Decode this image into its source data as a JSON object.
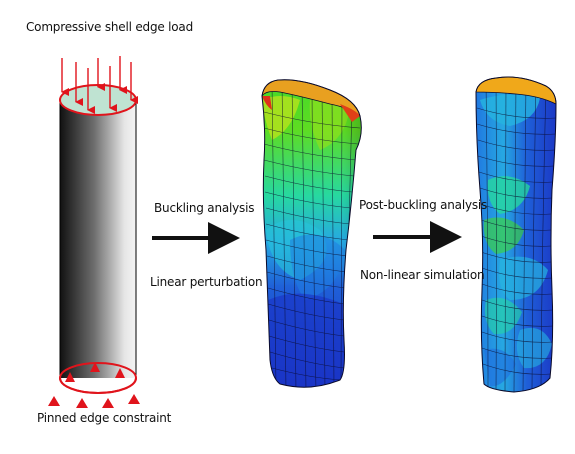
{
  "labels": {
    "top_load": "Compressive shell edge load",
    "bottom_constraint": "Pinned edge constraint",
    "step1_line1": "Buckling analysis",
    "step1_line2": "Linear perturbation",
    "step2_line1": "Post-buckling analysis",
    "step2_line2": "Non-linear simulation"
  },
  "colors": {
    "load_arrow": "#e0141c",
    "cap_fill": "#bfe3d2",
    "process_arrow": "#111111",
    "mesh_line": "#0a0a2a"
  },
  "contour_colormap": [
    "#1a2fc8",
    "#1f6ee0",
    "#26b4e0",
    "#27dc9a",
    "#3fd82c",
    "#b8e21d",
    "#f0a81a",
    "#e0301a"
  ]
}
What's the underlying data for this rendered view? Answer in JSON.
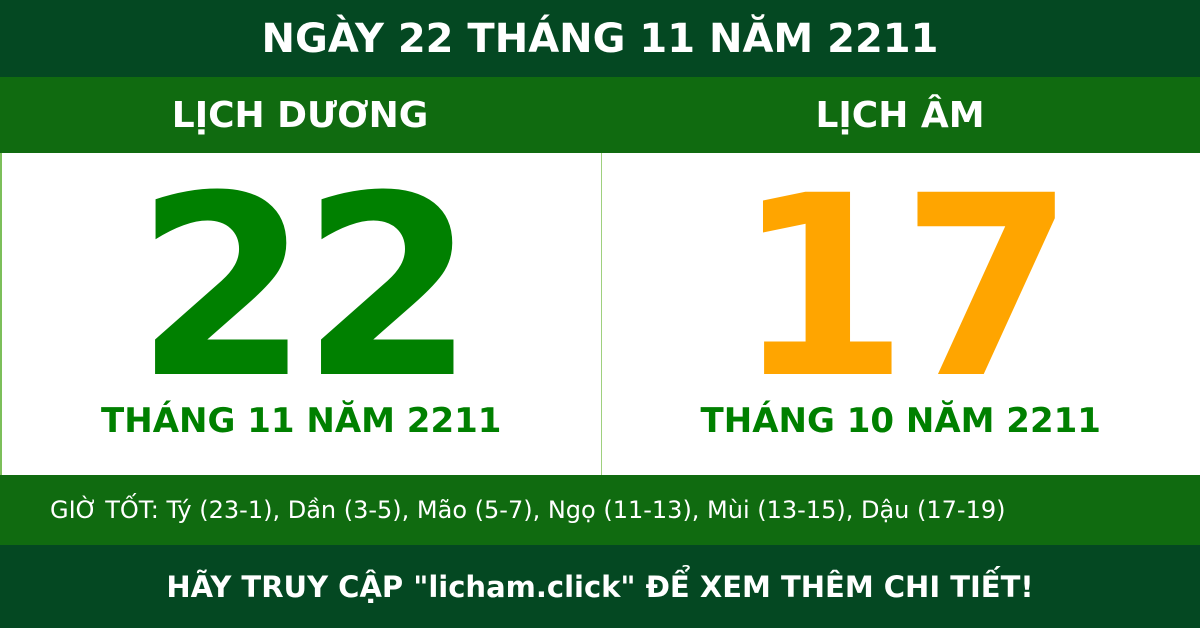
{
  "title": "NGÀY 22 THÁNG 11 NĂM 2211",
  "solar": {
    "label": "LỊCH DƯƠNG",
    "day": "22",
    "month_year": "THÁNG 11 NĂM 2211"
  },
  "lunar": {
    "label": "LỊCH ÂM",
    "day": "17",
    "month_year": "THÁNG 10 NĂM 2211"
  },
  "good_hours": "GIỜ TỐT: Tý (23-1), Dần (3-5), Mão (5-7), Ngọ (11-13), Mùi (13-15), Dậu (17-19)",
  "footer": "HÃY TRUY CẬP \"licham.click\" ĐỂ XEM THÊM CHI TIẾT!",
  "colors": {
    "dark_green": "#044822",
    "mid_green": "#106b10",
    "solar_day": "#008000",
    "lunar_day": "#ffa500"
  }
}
※ ※ ※
Report only how many lines in the listing contain the string "JSON".

2